[Start of Exercise inputs]

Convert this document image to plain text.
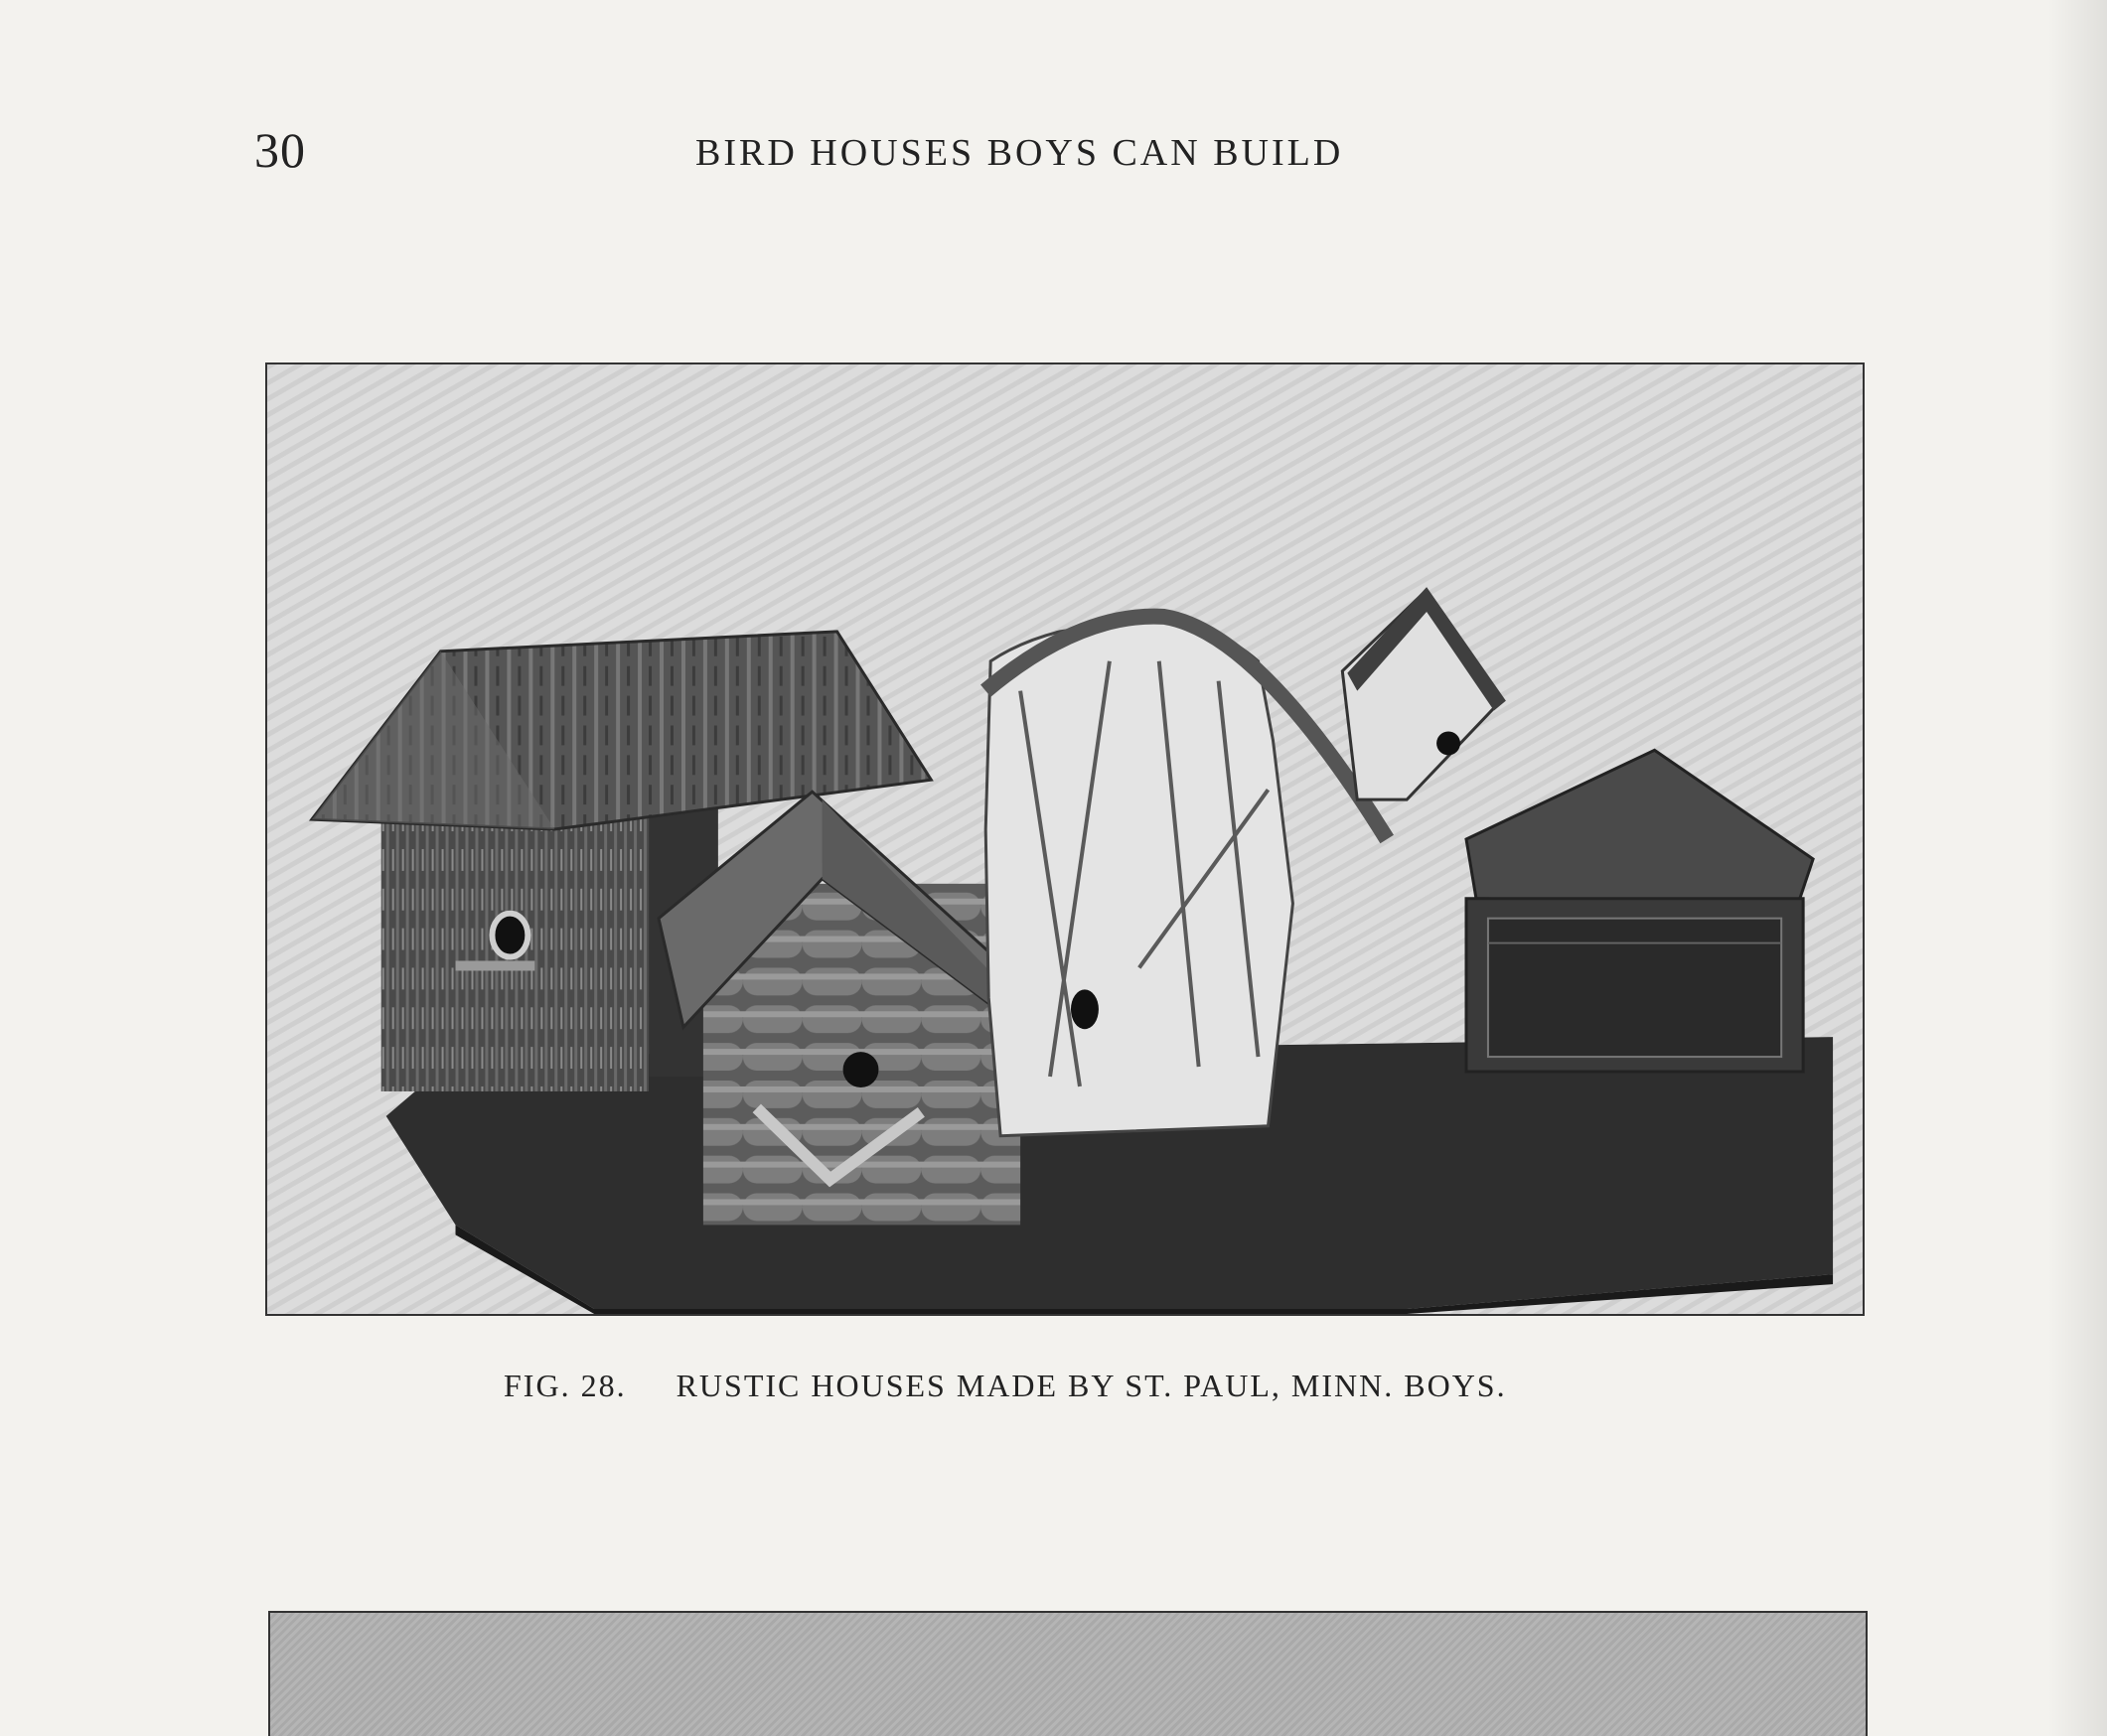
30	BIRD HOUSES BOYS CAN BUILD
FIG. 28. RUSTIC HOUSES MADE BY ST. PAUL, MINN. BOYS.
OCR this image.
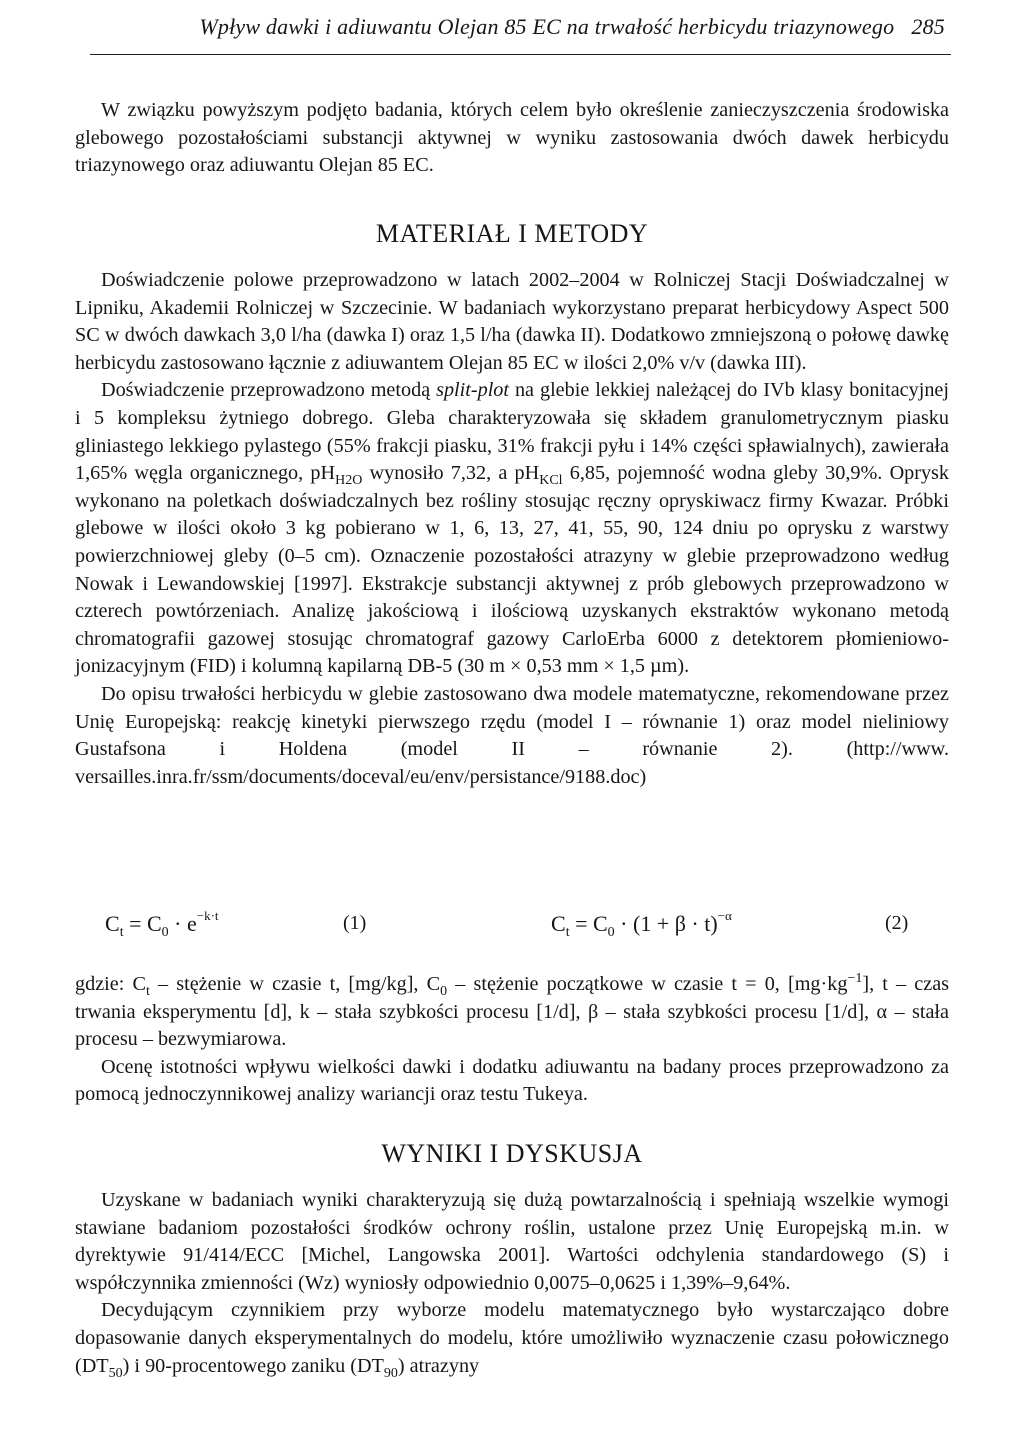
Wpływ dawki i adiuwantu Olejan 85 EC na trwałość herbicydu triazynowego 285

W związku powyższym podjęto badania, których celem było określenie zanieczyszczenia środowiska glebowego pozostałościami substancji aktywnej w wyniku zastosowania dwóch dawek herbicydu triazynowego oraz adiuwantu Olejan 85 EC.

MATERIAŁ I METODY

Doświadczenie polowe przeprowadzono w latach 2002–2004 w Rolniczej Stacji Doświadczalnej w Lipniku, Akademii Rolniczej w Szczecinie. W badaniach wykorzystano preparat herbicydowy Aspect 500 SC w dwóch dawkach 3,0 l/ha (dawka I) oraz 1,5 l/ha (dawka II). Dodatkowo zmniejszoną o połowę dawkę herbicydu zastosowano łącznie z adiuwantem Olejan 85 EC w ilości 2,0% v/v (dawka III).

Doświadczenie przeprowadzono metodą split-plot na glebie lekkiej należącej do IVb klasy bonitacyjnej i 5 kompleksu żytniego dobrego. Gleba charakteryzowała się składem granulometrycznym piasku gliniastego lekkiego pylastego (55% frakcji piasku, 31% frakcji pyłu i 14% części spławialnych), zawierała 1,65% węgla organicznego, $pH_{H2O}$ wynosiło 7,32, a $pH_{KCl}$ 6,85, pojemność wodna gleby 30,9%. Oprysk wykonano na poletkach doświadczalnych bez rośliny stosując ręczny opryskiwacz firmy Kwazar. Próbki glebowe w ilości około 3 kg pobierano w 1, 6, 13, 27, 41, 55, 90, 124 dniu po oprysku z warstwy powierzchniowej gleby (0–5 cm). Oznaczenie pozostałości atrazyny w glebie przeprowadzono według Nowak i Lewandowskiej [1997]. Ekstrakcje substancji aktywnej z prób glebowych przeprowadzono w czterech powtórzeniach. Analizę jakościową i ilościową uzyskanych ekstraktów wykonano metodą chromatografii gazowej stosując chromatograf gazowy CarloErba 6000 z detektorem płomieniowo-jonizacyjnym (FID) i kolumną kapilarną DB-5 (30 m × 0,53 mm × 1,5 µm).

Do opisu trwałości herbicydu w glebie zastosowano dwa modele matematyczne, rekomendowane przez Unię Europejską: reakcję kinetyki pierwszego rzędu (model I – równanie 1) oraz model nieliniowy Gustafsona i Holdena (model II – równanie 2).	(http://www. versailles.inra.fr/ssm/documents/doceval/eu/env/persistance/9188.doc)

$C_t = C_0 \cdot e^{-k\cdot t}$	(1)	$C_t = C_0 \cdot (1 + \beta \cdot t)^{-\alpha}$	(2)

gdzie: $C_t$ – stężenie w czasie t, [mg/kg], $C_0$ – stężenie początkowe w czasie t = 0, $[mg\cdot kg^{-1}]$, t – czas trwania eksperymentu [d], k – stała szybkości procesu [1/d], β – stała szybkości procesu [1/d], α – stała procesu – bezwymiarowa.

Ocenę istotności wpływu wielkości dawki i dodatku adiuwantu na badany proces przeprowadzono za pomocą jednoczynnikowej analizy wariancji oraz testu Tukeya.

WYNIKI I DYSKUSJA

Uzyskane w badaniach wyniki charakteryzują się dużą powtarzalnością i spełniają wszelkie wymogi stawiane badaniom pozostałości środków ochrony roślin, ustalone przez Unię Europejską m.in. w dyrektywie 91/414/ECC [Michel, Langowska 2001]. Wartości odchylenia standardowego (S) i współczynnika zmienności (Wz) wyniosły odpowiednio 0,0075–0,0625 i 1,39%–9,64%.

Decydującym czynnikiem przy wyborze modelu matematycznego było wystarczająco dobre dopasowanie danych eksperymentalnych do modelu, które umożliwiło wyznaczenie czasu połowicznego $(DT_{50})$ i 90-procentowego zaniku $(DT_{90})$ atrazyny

[End of Exercise inputs]

What this task involves: Copy out every line from the data above that has "glebie" in it.

Output for this exercise:
Doświadczenie przeprowadzono metodą split-plot na glebie lekkiej należącej do IVb klasy bonitacyjnej i 5 kompleksu żytniego dobrego. Gleba charakteryzowała się składem granulometrycznym piasku gliniastego lekkiego pylastego (55% frakcji piasku, 31% frakcji pyłu i 14% części spławialnych), zawierała 1,65% węgla organicznego, $pH_{H2O}$ wynosiło 7,32, a $pH_{KCl}$ 6,85, pojemność wodna gleby 30,9%. Oprysk wykonano na poletkach doświadczalnych bez rośliny stosując ręczny opryskiwacz firmy Kwazar. Próbki glebowe w ilości około 3 kg pobierano w 1, 6, 13, 27, 41, 55, 90, 124 dniu po oprysku z warstwy powierzchniowej gleby (0–5 cm). Oznaczenie pozostałości atrazyny w glebie przeprowadzono według Nowak i Lewandowskiej [1997]. Ekstrakcje substancji aktywnej z prób glebowych przeprowadzono w czterech powtórzeniach. Analizę jakościową i ilościową uzyskanych ekstraktów wykonano metodą chromatografii gazowej stosując chromatograf gazowy CarloErba 6000 z detektorem płomieniowo-jonizacyjnym (FID) i kolumną kapilarną DB-5 (30 m × 0,53 mm × 1,5 µm).
Do opisu trwałości herbicydu w glebie zastosowano dwa modele matematyczne, rekomendowane przez Unię Europejską: reakcję kinetyki pierwszego rzędu (model I – równanie 1) oraz model nieliniowy Gustafsona i Holdena (model II – równanie 2).	(http://www. versailles.inra.fr/ssm/documents/doceval/eu/env/persistance/9188.doc)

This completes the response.